* START *

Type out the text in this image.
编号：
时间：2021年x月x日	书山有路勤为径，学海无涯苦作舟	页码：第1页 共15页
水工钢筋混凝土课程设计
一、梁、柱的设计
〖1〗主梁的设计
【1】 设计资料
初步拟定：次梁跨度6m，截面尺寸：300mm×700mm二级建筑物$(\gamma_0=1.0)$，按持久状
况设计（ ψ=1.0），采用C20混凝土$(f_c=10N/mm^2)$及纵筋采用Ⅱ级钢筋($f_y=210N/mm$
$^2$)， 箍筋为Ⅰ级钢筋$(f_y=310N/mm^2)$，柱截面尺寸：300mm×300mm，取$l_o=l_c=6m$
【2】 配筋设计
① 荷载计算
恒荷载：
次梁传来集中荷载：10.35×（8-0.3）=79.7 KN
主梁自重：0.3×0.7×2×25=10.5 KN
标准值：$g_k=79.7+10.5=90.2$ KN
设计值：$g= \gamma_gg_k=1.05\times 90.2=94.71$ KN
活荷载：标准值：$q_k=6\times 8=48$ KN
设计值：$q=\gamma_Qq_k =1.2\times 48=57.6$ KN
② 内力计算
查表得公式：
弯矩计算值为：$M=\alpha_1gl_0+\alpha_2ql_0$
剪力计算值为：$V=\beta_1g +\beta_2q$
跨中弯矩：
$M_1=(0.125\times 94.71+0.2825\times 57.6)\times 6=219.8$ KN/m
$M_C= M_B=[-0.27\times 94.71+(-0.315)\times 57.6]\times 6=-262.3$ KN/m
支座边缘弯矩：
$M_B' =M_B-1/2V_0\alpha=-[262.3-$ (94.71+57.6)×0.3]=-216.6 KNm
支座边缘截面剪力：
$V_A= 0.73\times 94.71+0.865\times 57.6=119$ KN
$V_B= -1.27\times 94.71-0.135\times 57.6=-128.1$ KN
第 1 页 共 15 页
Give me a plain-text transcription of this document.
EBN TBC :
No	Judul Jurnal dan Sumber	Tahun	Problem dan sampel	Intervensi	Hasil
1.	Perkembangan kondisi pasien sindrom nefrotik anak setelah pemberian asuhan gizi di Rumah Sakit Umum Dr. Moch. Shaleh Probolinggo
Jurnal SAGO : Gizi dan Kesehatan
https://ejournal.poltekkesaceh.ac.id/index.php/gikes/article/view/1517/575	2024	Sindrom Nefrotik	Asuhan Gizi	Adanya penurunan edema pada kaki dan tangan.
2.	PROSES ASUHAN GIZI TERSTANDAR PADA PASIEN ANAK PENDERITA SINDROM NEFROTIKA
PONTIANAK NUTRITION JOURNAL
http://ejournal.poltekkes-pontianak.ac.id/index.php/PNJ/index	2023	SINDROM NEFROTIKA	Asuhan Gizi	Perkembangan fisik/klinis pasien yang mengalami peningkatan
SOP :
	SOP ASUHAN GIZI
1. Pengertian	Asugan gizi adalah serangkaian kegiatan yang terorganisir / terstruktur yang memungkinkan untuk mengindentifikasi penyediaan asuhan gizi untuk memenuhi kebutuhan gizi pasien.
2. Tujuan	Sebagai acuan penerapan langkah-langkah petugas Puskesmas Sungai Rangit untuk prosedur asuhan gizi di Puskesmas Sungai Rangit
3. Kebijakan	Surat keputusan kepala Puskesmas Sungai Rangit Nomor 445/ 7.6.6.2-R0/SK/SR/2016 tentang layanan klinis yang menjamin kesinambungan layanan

* END *

▶ [What to produce]:
Write out the records shown above, exactly as they appear.

▶ [Solution for this exercise]:
Type out the text in this image.
编号：
时间：2021年x月x日	书山有路勤为径，学海无涯苦作舟	页码：第1页 共15页
水工钢筋混凝土课程设计
一、梁、柱的设计
〖1〗主梁的设计
【1】 设计资料
初步拟定：次梁跨度6m，截面尺寸：300mm×700mm二级建筑物$(\gamma_0=1.0)$，按持久状
况设计（ ψ=1.0），采用C20混凝土$(f_c=10N/mm^2)$及纵筋采用Ⅱ级钢筋($f_y=210N/mm$
$^2$)， 箍筋为Ⅰ级钢筋$(f_y=310N/mm^2)$，柱截面尺寸：300mm×300mm，取$l_o=l_c=6m$
【2】 配筋设计
① 荷载计算
恒荷载：
次梁传来集中荷载：10.35×（8-0.3）=79.7 KN
主梁自重：0.3×0.7×2×25=10.5 KN
标准值：$g_k=79.7+10.5=90.2$ KN
设计值：$g= \gamma_gg_k=1.05\times 90.2=94.71$ KN
活荷载：标准值：$q_k=6\times 8=48$ KN
设计值：$q=\gamma_Qq_k =1.2\times 48=57.6$ KN
② 内力计算
查表得公式：
弯矩计算值为：$M=\alpha_1gl_0+\alpha_2ql_0$
剪力计算值为：$V=\beta_1g +\beta_2q$
跨中弯矩：
$M_1=(0.125\times 94.71+0.2825\times 57.6)\times 6=219.8$ KN/m
$M_C= M_B=[-0.27\times 94.71+(-0.315)\times 57.6]\times 6=-262.3$ KN/m
支座边缘弯矩：
$M_B' =M_B-1/2V_0\alpha=-[262.3-$ (94.71+57.6)×0.3]=-216.6 KNm
支座边缘截面剪力：
$V_A= 0.73\times 94.71+0.865\times 57.6=119$ KN
$V_B= -1.27\times 94.71-0.135\times 57.6=-128.1$ KN
第 1 页 共 15 页
Give me a plain-text transcription of this document.
EBN TBC :
No	Judul Jurnal dan Sumber	Tahun	Problem dan sampel	Intervensi	Hasil
1.	Perkembangan kondisi pasien sindrom nefrotik anak setelah pemberian asuhan gizi di Rumah Sakit Umum Dr. Moch. Shaleh Probolinggo
Jurnal SAGO : Gizi dan Kesehatan
https://ejournal.poltekkesaceh.ac.id/index.php/gikes/article/view/1517/575	2024	Sindrom Nefrotik	Asuhan Gizi	Adanya penurunan edema pada kaki dan tangan.
2.	PROSES ASUHAN GIZI TERSTANDAR PADA PASIEN ANAK PENDERITA SINDROM NEFROTIKA
PONTIANAK NUTRITION JOURNAL
http://ejournal.poltekkes-pontianak.ac.id/index.php/PNJ/index	2023	SINDROM NEFROTIKA	Asuhan Gizi	Perkembangan fisik/klinis pasien yang mengalami peningkatan
SOP :
	SOP ASUHAN GIZI
1. Pengertian	Asugan gizi adalah serangkaian kegiatan yang terorganisir / terstruktur yang memungkinkan untuk mengindentifikasi penyediaan asuhan gizi untuk memenuhi kebutuhan gizi pasien.
2. Tujuan	Sebagai acuan penerapan langkah-langkah petugas Puskesmas Sungai Rangit untuk prosedur asuhan gizi di Puskesmas Sungai Rangit
3. Kebijakan	Surat keputusan kepala Puskesmas Sungai Rangit Nomor 445/ 7.6.6.2-R0/SK/SR/2016 tentang layanan klinis yang menjamin kesinambungan layanan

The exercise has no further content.